Saved data:
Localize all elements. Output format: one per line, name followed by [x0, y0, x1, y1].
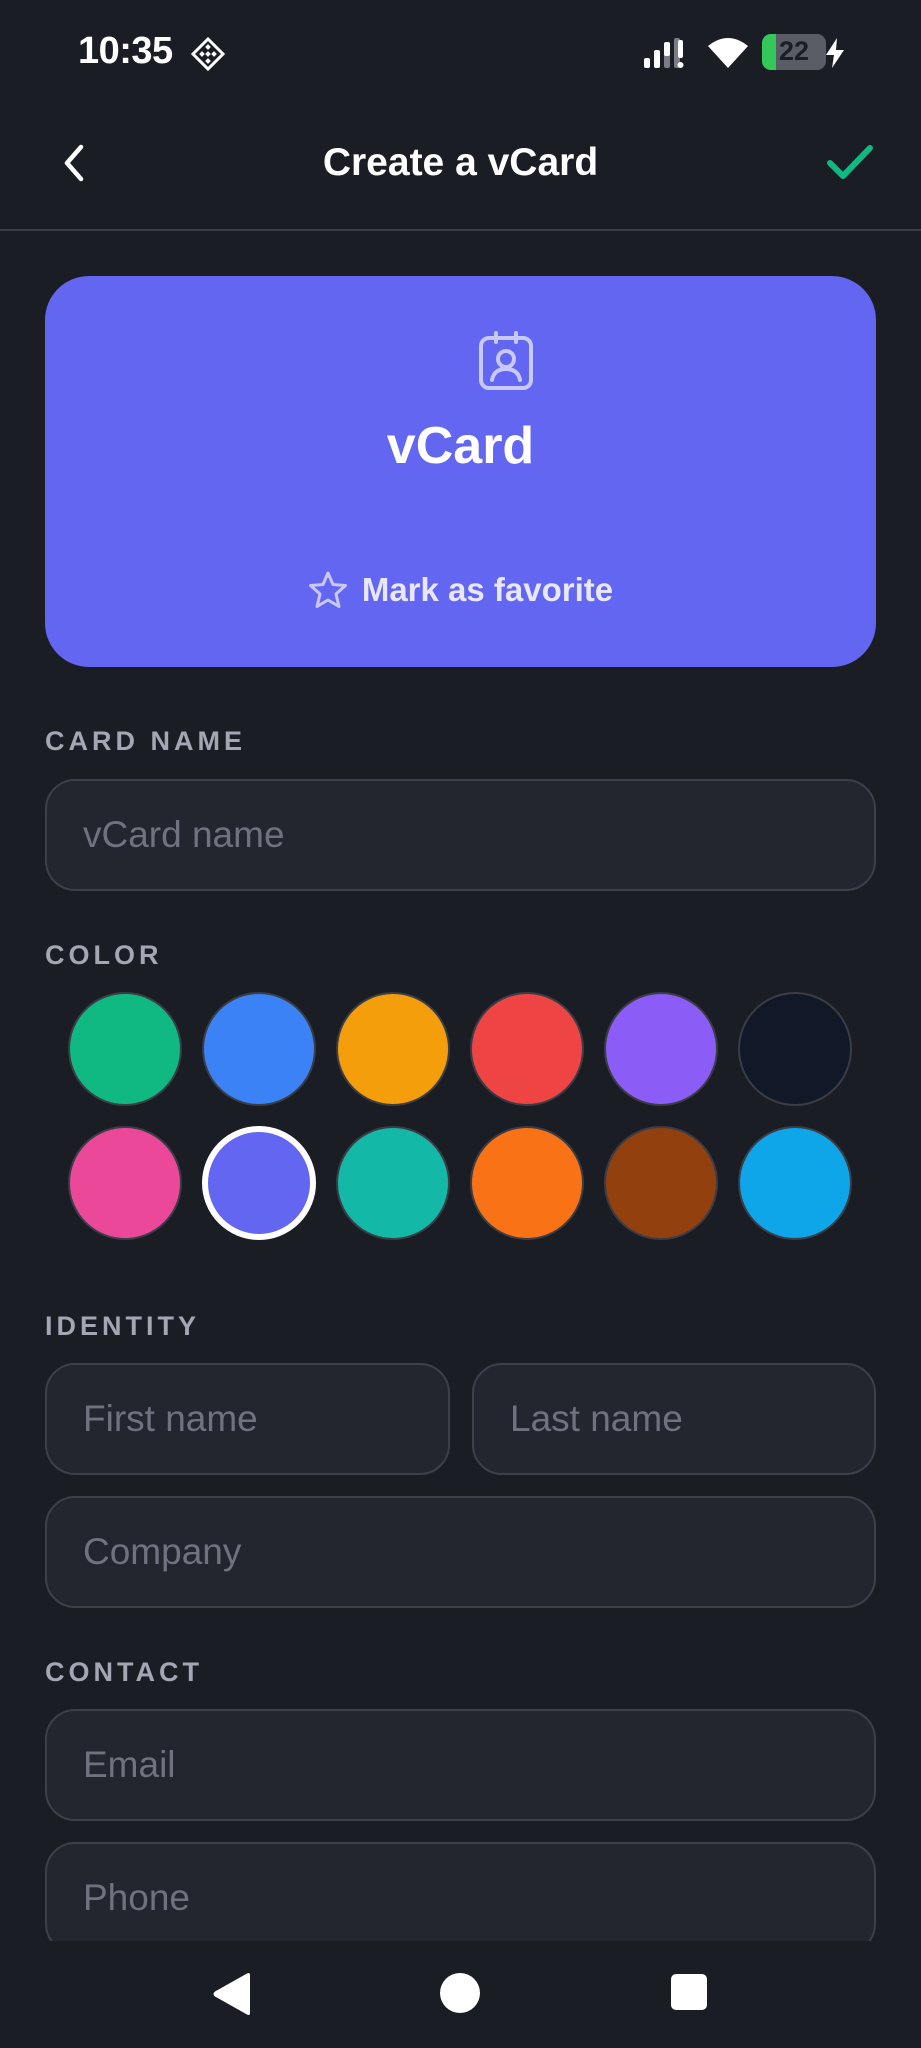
nav-back-icon[interactable]	[210, 1971, 254, 2017]
color-swatch-violet[interactable]	[604, 992, 718, 1106]
color-swatch-amber[interactable]	[336, 992, 450, 1106]
card-title: vCard	[386, 417, 535, 475]
card-name-section-label: CARD NAME	[45, 726, 246, 756]
mark-favorite-label: Mark as favorite	[361, 571, 614, 608]
last-name-input[interactable]	[472, 1363, 876, 1475]
color-swatch-pink[interactable]	[68, 1126, 182, 1240]
app-bar: Create a vCard	[0, 105, 921, 231]
email-input[interactable]	[45, 1709, 876, 1821]
form-scroll-area[interactable]: vCard Mark as favorite CARD NAME COLOR I…	[0, 231, 921, 1941]
color-swatch-blue[interactable]	[202, 992, 316, 1106]
save-button[interactable]	[820, 133, 880, 193]
diamond-grid-icon	[190, 36, 226, 72]
color-swatch-indigo[interactable]	[202, 1126, 316, 1240]
status-time: 10:35	[78, 30, 173, 72]
nav-recents-icon[interactable]	[671, 1974, 707, 2010]
color-swatch-navy[interactable]	[738, 992, 852, 1106]
star-outline-icon	[308, 571, 347, 608]
status-bar: 10:35 22	[0, 0, 921, 105]
color-section-label: COLOR	[45, 940, 163, 970]
battery-level: 22	[778, 36, 810, 66]
phone-input[interactable]	[45, 1842, 876, 1941]
cell-signal-icon	[644, 38, 684, 68]
checkmark-icon	[827, 145, 873, 179]
company-input[interactable]	[45, 1496, 876, 1608]
color-swatch-teal[interactable]	[336, 1126, 450, 1240]
contact-badge-icon	[479, 331, 533, 390]
mark-favorite-button[interactable]: Mark as favorite	[45, 570, 876, 610]
battery-icon: 22	[762, 34, 826, 70]
color-swatch-brown[interactable]	[604, 1126, 718, 1240]
contact-section-label: CONTACT	[45, 1657, 203, 1687]
color-swatch-red[interactable]	[470, 992, 584, 1106]
color-swatch-green[interactable]	[68, 992, 182, 1106]
color-swatch-orange[interactable]	[470, 1126, 584, 1240]
charging-bolt-icon	[826, 38, 844, 68]
page-title: Create a vCard	[322, 141, 599, 184]
nav-home-icon[interactable]	[440, 1973, 480, 2013]
wifi-icon	[708, 38, 748, 68]
first-name-input[interactable]	[45, 1363, 450, 1475]
system-nav-bar	[0, 1941, 921, 2048]
vcard-preview-card: vCard Mark as favorite	[45, 276, 876, 667]
card-name-input[interactable]	[45, 779, 876, 891]
color-swatch-sky[interactable]	[738, 1126, 852, 1240]
identity-section-label: IDENTITY	[45, 1311, 201, 1341]
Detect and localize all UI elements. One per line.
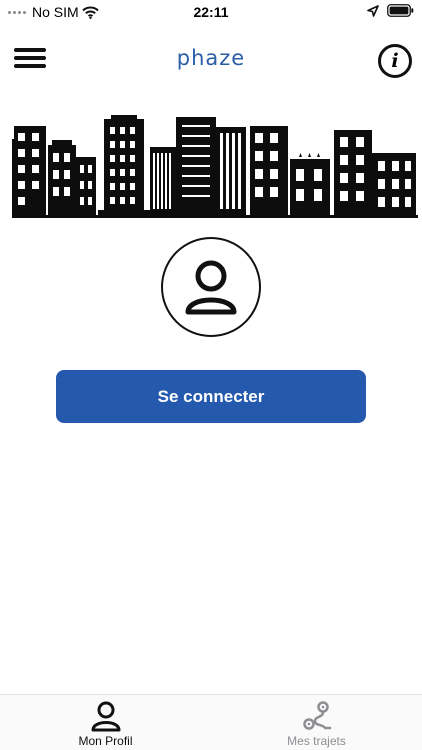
tab-label: Mes trajets xyxy=(287,734,346,748)
app-header: phaze i xyxy=(0,36,422,88)
status-bar: No SIM 22:11 xyxy=(0,0,422,24)
tab-bar: Mon Profil Mes trajets xyxy=(0,694,422,750)
status-right xyxy=(367,4,414,17)
location-arrow-icon xyxy=(367,4,379,17)
login-button[interactable]: Se connecter xyxy=(56,370,366,423)
tab-label: Mon Profil xyxy=(78,734,133,748)
tab-mon-profil[interactable]: Mon Profil xyxy=(0,695,211,750)
route-icon xyxy=(302,701,331,730)
city-skyline-icon xyxy=(12,115,418,218)
brand-logo: phaze xyxy=(176,46,246,70)
info-icon[interactable]: i xyxy=(378,44,412,78)
tab-mes-trajets[interactable]: Mes trajets xyxy=(211,695,422,750)
user-icon xyxy=(91,701,120,732)
status-time: 22:11 xyxy=(193,4,229,20)
user-icon xyxy=(185,260,237,315)
avatar xyxy=(161,237,261,337)
battery-icon xyxy=(387,4,414,17)
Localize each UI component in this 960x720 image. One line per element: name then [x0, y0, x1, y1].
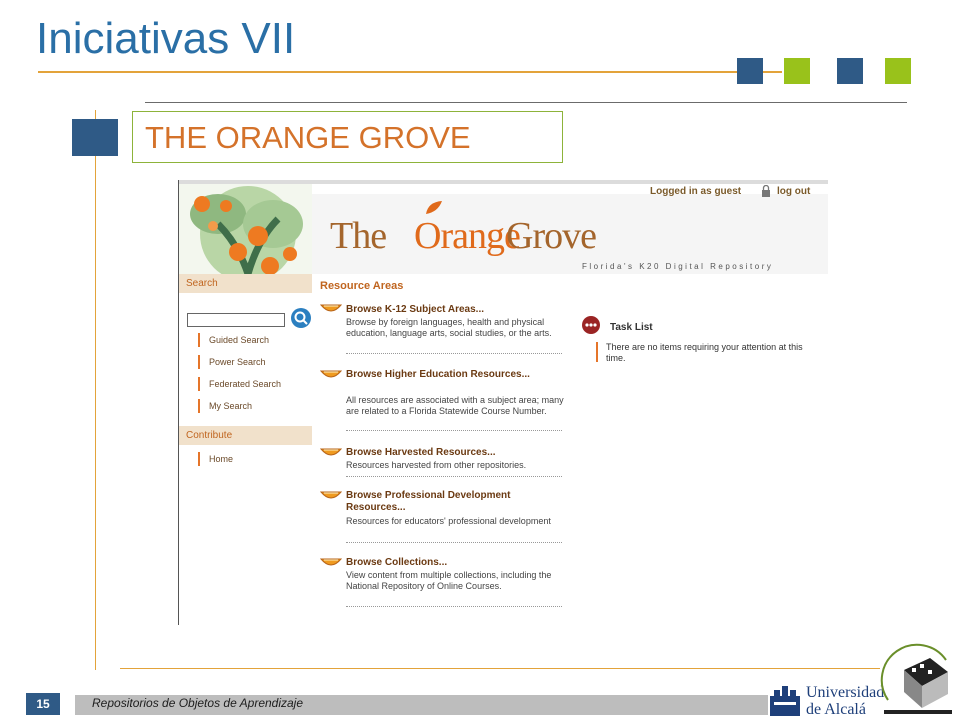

*Aim*: Copy the whole listing above line for line, with no changes, and omit the pictures.

*Solved exercise*:
Localize all elements. Output format: one per line, name followed by [x0, y0, x1, y1].
nav-back-icon[interactable]	[210, 1971, 254, 2017]
color-swatch-violet[interactable]	[604, 992, 718, 1106]
color-swatch-amber[interactable]	[336, 992, 450, 1106]
card-title: vCard	[386, 417, 535, 475]
card-name-section-label: CARD NAME	[45, 726, 246, 756]
mark-favorite-label: Mark as favorite	[361, 571, 614, 608]
last-name-input[interactable]	[472, 1363, 876, 1475]
color-swatch-pink[interactable]	[68, 1126, 182, 1240]
app-bar: Create a vCard	[0, 105, 921, 231]
email-input[interactable]	[45, 1709, 876, 1821]
form-scroll-area[interactable]: vCard Mark as favorite CARD NAME COLOR I…	[0, 231, 921, 1941]
color-swatch-blue[interactable]	[202, 992, 316, 1106]
save-button[interactable]	[820, 133, 880, 193]
diamond-grid-icon	[190, 36, 226, 72]
color-swatch-indigo[interactable]	[202, 1126, 316, 1240]
status-time: 10:35	[78, 30, 173, 72]
nav-recents-icon[interactable]	[671, 1974, 707, 2010]
color-swatch-navy[interactable]	[738, 992, 852, 1106]
star-outline-icon	[308, 571, 347, 608]
status-bar: 10:35 22	[0, 0, 921, 105]
color-section-label: COLOR	[45, 940, 163, 970]
battery-level: 22	[778, 36, 810, 66]
phone-input[interactable]	[45, 1842, 876, 1941]
cell-signal-icon	[644, 38, 684, 68]
checkmark-icon	[827, 145, 873, 179]
company-input[interactable]	[45, 1496, 876, 1608]
color-swatch-teal[interactable]	[336, 1126, 450, 1240]
contact-badge-icon	[479, 331, 533, 390]
mark-favorite-button[interactable]: Mark as favorite	[45, 570, 876, 610]
battery-icon: 22	[762, 34, 826, 70]
color-swatch-brown[interactable]	[604, 1126, 718, 1240]
contact-section-label: CONTACT	[45, 1657, 203, 1687]
color-swatch-red[interactable]	[470, 992, 584, 1106]
color-swatch-green[interactable]	[68, 992, 182, 1106]
color-swatch-orange[interactable]	[470, 1126, 584, 1240]
charging-bolt-icon	[826, 38, 844, 68]
page-title: Create a vCard	[322, 141, 599, 184]
nav-home-icon[interactable]	[440, 1973, 480, 2013]
wifi-icon	[708, 38, 748, 68]
first-name-input[interactable]	[45, 1363, 450, 1475]
system-nav-bar	[0, 1941, 921, 2048]
vcard-preview-card: vCard Mark as favorite	[45, 276, 876, 667]
card-name-input[interactable]	[45, 779, 876, 891]
color-swatch-sky[interactable]	[738, 1126, 852, 1240]
identity-section-label: IDENTITY	[45, 1311, 201, 1341]
Detect and localize all UI elements. One per line.
tab-label: Mes trajets xyxy=(287,734,346,748)
app-header: phaze i xyxy=(0,36,422,88)
status-bar: No SIM 22:11 xyxy=(0,0,422,24)
tab-bar: Mon Profil Mes trajets xyxy=(0,694,422,750)
status-right xyxy=(367,4,414,17)
location-arrow-icon xyxy=(367,4,379,17)
login-button[interactable]: Se connecter xyxy=(56,370,366,423)
tab-label: Mon Profil xyxy=(78,734,133,748)
tab-mon-profil[interactable]: Mon Profil xyxy=(0,695,211,750)
route-icon xyxy=(302,701,331,730)
city-skyline-icon xyxy=(12,115,418,218)
brand-logo: phaze xyxy=(176,46,246,70)
info-icon[interactable]: i xyxy=(378,44,412,78)
tab-mes-trajets[interactable]: Mes trajets xyxy=(211,695,422,750)
user-icon xyxy=(91,701,120,732)
status-time: 22:11 xyxy=(193,4,229,20)
user-icon xyxy=(185,260,237,315)
avatar xyxy=(161,237,261,337)
battery-icon xyxy=(387,4,414,17)
Localize each UI component in this 960x720 image. One line per element: name then [x0, y0, x1, y1].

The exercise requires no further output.